**To be done:**
Pull out every line with the word "populacji" from the entries below.

**Data supplied:**
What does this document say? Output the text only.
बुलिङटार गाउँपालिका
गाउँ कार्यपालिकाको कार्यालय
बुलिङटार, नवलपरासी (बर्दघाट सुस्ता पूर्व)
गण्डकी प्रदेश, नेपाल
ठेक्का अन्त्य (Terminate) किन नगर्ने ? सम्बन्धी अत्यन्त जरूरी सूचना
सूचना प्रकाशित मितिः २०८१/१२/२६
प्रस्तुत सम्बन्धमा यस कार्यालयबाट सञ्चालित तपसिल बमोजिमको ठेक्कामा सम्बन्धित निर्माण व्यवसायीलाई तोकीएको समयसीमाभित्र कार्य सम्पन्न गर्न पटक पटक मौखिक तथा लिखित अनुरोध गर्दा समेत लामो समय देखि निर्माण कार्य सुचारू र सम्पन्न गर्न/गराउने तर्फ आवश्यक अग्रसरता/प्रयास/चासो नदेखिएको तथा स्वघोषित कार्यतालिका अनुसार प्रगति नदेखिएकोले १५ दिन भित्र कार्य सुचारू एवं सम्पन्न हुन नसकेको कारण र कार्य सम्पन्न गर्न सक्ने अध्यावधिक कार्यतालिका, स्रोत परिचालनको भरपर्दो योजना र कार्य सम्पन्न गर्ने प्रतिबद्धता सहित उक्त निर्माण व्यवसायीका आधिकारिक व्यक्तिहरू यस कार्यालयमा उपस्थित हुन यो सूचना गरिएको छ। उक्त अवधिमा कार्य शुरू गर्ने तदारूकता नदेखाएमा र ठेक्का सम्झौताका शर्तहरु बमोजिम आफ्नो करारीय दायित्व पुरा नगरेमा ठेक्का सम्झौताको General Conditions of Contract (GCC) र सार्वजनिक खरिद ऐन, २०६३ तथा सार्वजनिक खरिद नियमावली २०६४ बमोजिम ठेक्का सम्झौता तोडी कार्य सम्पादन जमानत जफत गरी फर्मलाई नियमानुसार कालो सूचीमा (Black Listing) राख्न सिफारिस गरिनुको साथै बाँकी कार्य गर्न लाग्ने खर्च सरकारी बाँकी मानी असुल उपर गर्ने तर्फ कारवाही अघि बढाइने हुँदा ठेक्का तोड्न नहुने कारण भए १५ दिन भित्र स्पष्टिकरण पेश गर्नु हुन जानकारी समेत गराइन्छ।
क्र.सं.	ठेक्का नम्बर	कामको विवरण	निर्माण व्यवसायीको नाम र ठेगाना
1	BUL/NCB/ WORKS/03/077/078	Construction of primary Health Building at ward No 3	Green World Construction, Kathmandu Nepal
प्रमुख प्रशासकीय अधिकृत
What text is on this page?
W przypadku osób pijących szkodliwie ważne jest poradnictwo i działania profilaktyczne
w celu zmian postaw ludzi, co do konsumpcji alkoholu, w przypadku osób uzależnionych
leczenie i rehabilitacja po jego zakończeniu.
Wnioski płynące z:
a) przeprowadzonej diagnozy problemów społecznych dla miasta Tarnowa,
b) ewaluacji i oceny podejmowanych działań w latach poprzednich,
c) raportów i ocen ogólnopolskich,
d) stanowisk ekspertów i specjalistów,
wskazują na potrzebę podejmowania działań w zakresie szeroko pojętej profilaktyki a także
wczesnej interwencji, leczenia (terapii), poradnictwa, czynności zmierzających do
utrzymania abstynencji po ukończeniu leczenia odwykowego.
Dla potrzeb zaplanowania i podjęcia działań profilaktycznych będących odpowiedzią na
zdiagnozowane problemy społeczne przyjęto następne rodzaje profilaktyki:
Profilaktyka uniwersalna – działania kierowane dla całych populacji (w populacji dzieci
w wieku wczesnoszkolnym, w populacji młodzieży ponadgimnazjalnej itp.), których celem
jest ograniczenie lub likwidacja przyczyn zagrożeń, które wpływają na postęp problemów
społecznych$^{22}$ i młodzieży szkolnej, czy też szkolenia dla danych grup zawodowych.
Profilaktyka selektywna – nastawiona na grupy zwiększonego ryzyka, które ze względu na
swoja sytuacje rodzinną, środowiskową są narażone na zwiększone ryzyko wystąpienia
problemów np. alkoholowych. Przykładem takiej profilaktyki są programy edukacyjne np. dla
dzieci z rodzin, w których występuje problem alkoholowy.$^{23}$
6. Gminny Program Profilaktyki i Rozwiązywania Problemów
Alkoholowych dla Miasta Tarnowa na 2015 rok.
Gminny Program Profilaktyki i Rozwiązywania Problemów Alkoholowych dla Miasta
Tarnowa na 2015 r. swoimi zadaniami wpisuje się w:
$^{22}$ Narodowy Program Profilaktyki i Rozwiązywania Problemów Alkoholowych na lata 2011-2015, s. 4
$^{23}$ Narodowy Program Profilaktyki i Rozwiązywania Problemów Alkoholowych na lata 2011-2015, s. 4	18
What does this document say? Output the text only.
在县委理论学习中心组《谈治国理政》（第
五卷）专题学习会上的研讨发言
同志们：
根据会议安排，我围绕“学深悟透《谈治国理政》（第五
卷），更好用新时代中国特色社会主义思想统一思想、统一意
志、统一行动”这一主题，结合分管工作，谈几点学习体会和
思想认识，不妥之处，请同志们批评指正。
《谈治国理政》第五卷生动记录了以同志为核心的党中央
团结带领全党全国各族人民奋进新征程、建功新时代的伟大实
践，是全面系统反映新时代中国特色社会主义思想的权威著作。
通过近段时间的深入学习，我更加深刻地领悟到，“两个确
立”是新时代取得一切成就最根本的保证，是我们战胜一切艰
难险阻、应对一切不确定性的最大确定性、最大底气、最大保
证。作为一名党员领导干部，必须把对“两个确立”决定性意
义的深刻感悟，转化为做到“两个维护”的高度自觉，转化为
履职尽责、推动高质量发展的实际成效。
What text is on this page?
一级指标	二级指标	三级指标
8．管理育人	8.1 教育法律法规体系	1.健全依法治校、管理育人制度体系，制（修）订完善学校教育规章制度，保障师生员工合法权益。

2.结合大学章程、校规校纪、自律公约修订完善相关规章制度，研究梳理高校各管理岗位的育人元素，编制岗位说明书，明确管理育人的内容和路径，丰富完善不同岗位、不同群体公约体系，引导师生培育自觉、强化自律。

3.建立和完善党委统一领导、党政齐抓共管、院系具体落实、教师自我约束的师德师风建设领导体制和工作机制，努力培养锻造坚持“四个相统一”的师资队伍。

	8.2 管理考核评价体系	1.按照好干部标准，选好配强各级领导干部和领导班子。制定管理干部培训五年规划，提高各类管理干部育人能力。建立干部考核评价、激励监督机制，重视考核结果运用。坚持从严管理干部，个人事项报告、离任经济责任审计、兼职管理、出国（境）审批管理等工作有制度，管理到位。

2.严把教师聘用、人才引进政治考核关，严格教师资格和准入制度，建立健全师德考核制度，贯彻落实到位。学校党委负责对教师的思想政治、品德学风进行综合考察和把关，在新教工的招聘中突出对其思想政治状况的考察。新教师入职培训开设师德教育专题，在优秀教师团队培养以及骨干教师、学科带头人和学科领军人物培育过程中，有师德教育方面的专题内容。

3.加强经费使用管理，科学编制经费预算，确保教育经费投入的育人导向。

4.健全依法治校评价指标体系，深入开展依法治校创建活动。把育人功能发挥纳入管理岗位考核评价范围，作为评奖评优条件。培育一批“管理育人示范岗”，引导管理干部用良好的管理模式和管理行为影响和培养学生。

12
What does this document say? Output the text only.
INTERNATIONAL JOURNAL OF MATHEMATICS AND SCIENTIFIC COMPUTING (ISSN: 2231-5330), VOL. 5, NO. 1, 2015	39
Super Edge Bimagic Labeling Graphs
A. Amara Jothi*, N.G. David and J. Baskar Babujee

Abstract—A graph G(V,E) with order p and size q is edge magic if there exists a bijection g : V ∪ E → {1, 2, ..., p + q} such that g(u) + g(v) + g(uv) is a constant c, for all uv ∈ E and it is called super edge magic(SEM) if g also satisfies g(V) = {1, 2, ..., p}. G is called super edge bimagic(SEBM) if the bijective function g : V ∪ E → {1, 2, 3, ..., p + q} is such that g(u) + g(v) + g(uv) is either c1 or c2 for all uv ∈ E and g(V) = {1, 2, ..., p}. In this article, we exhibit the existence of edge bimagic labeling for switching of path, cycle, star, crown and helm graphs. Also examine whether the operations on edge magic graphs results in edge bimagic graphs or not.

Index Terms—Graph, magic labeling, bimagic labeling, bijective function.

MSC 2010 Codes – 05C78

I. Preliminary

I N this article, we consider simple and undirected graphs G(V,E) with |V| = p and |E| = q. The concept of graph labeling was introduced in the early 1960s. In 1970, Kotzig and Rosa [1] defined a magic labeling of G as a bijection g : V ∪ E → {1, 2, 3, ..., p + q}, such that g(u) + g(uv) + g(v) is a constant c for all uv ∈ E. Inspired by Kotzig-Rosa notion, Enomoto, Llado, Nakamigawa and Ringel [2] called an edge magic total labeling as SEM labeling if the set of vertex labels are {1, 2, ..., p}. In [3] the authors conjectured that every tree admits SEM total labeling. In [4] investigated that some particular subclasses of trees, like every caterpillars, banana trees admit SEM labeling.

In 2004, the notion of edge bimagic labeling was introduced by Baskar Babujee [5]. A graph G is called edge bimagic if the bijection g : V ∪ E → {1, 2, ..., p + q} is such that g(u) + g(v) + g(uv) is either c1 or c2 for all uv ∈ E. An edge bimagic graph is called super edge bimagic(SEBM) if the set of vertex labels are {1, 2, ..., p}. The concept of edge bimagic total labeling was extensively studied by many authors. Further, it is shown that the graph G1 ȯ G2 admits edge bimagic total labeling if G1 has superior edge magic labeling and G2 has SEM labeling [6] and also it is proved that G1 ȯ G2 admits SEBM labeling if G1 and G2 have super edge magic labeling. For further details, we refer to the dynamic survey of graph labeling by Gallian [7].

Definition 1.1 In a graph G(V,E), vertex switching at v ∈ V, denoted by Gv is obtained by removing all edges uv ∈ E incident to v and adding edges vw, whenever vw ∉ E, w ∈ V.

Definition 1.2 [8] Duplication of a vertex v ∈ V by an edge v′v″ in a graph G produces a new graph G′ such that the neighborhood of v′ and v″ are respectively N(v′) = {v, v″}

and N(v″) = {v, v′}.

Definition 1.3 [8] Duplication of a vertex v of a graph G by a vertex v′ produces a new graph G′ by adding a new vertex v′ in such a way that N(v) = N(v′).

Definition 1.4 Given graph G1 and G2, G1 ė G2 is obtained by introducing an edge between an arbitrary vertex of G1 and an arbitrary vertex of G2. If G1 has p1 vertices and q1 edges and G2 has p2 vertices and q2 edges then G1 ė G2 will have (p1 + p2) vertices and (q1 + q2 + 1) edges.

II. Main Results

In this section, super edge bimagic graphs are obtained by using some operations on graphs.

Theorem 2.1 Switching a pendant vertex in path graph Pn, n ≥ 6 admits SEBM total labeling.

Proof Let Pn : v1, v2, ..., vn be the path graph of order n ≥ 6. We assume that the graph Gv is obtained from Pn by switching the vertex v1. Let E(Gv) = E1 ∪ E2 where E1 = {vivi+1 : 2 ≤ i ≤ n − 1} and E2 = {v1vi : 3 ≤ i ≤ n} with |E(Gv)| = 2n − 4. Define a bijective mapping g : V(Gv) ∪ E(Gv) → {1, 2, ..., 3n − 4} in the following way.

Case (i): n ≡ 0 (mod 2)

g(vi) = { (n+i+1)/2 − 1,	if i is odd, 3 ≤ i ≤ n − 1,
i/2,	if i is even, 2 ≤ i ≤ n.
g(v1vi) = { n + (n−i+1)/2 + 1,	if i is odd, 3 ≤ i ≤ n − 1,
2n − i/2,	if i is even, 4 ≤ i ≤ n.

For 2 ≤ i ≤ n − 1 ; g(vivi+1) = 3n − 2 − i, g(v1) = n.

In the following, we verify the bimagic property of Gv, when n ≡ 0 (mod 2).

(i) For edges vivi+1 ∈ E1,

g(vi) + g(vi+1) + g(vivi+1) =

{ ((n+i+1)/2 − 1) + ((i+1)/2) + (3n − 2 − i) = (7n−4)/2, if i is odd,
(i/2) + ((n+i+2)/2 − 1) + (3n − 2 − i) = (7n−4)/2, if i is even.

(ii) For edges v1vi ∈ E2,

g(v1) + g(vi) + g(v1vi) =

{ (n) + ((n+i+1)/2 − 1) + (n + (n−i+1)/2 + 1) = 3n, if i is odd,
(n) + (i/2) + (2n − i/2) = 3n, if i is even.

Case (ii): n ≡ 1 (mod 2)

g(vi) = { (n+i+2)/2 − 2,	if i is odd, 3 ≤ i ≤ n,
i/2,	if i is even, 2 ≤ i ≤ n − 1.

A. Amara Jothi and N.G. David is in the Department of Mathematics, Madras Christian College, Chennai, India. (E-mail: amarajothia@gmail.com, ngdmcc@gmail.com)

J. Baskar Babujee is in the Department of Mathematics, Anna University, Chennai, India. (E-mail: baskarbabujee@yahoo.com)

**Full response:**
Profilaktyka uniwersalna – działania kierowane dla całych populacji (w populacji dzieci
w wieku wczesnoszkolnym, w populacji młodzieży ponadgimnazjalnej itp.), których celem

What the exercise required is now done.